## Dataset records
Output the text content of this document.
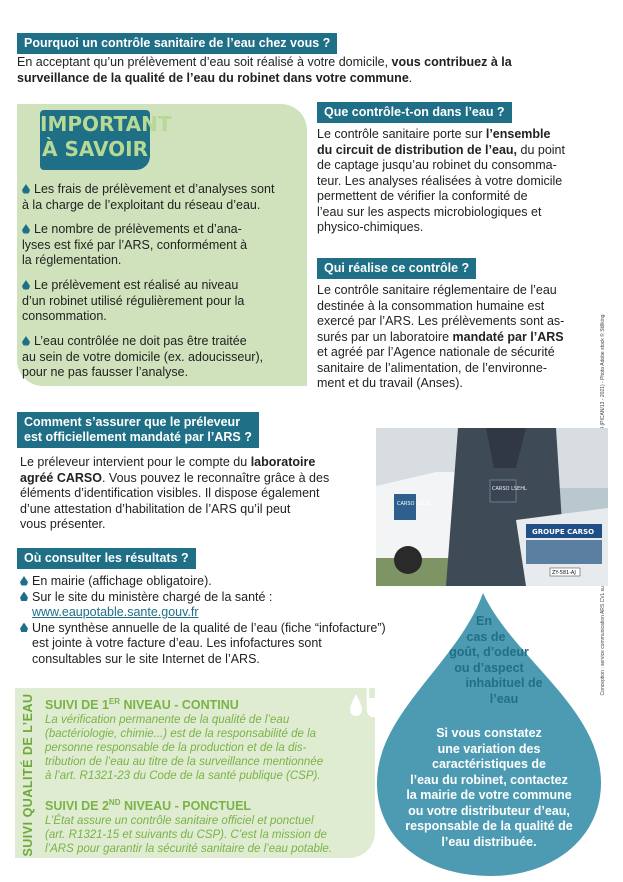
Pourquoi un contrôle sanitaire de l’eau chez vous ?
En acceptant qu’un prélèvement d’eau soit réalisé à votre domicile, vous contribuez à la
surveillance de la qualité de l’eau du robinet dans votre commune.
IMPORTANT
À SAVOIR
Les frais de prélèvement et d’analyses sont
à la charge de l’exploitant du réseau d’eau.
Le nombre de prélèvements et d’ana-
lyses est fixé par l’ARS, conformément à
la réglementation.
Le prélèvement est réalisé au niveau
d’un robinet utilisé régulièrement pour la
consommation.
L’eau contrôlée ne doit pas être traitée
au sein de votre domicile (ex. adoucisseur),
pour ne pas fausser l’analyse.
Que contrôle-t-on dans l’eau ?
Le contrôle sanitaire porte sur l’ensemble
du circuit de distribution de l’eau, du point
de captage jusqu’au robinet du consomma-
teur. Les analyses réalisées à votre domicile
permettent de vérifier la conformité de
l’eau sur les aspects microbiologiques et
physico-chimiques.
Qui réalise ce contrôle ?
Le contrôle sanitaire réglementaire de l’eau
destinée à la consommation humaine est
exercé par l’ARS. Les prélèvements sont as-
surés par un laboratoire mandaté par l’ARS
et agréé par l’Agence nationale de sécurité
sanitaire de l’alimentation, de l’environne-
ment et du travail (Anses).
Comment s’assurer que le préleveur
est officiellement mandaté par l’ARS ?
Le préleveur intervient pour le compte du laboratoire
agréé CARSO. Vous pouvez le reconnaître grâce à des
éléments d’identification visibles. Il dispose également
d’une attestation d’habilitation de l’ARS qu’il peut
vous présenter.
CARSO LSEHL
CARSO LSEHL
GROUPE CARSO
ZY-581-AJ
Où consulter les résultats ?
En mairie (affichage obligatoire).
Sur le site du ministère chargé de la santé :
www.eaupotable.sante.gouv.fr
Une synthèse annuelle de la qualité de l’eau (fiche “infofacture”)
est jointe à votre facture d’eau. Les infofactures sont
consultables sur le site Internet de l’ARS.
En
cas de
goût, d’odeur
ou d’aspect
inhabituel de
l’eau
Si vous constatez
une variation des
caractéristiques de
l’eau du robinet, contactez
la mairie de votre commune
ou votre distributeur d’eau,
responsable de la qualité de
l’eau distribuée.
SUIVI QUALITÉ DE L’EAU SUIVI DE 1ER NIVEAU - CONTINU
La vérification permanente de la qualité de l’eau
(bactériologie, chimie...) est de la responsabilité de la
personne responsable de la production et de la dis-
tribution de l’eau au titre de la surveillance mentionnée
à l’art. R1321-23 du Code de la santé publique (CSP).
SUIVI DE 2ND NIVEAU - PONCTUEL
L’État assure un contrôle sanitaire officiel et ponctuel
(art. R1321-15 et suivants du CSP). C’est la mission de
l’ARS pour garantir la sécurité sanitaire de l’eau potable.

* * *

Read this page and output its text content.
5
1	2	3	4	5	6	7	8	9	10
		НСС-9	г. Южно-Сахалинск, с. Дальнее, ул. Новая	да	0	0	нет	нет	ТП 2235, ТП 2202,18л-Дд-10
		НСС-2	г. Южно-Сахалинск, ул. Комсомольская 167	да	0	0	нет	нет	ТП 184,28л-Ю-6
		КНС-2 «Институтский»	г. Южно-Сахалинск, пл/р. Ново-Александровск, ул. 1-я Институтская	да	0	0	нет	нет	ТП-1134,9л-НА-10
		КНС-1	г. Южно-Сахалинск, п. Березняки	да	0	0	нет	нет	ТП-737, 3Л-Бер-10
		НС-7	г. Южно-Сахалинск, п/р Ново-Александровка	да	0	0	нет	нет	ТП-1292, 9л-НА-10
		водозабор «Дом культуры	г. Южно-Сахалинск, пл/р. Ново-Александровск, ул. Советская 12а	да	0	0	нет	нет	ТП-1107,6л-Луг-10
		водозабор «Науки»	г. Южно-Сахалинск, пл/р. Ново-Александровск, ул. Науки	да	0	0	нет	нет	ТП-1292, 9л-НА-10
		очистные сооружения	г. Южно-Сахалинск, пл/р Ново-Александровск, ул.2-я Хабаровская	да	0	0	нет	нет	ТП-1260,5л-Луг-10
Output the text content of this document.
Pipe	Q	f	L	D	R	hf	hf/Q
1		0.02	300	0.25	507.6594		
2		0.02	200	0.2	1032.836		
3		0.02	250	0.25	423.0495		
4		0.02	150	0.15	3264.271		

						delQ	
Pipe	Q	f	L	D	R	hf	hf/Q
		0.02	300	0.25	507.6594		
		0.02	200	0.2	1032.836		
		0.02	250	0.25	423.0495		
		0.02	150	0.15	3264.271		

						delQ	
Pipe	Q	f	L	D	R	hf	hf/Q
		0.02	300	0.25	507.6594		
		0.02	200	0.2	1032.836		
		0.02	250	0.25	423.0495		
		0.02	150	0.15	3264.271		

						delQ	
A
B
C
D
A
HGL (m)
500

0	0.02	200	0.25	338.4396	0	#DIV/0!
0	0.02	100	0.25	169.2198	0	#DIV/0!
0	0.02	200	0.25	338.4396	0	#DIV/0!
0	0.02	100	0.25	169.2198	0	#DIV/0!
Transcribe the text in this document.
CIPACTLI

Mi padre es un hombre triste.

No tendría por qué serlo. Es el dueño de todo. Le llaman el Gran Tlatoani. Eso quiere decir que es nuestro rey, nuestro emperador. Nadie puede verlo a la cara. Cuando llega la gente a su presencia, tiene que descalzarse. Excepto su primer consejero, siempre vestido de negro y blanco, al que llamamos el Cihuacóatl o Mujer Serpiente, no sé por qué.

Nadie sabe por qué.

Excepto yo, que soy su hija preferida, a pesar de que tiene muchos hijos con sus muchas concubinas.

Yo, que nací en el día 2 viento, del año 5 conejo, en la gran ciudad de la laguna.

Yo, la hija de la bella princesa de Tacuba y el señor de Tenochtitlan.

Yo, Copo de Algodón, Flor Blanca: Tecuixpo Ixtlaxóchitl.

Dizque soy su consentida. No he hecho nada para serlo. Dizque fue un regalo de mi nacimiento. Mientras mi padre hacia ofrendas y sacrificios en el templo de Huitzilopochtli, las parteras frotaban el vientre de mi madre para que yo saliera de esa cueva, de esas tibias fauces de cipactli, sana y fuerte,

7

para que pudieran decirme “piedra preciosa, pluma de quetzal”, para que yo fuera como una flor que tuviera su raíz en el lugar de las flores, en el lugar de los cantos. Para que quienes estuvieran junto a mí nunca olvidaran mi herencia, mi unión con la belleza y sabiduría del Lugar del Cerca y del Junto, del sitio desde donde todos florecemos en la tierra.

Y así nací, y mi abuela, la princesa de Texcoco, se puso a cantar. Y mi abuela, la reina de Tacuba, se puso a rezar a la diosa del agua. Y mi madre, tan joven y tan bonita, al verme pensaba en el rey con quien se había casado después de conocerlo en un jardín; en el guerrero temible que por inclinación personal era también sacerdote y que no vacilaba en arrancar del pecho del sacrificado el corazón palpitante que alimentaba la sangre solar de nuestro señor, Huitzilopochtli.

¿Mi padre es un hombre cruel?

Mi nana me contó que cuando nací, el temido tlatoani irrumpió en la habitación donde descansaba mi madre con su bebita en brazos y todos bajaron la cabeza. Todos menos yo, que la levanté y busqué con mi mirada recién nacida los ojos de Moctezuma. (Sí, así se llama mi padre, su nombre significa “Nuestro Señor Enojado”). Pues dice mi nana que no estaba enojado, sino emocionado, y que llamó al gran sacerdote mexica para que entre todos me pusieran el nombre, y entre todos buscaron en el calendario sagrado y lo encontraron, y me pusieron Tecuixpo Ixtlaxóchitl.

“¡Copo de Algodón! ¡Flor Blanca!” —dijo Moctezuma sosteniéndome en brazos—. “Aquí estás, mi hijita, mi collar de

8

## Goal
From the entries above, select each line containing the string "hija".

## Exercise answer
Excepto yo, que soy su hija preferida, a pesar de que tiene muchos hijos con sus muchas concubinas.
Yo, la hija de la bella princesa de Tacuba y el señor de Tenochtitlan.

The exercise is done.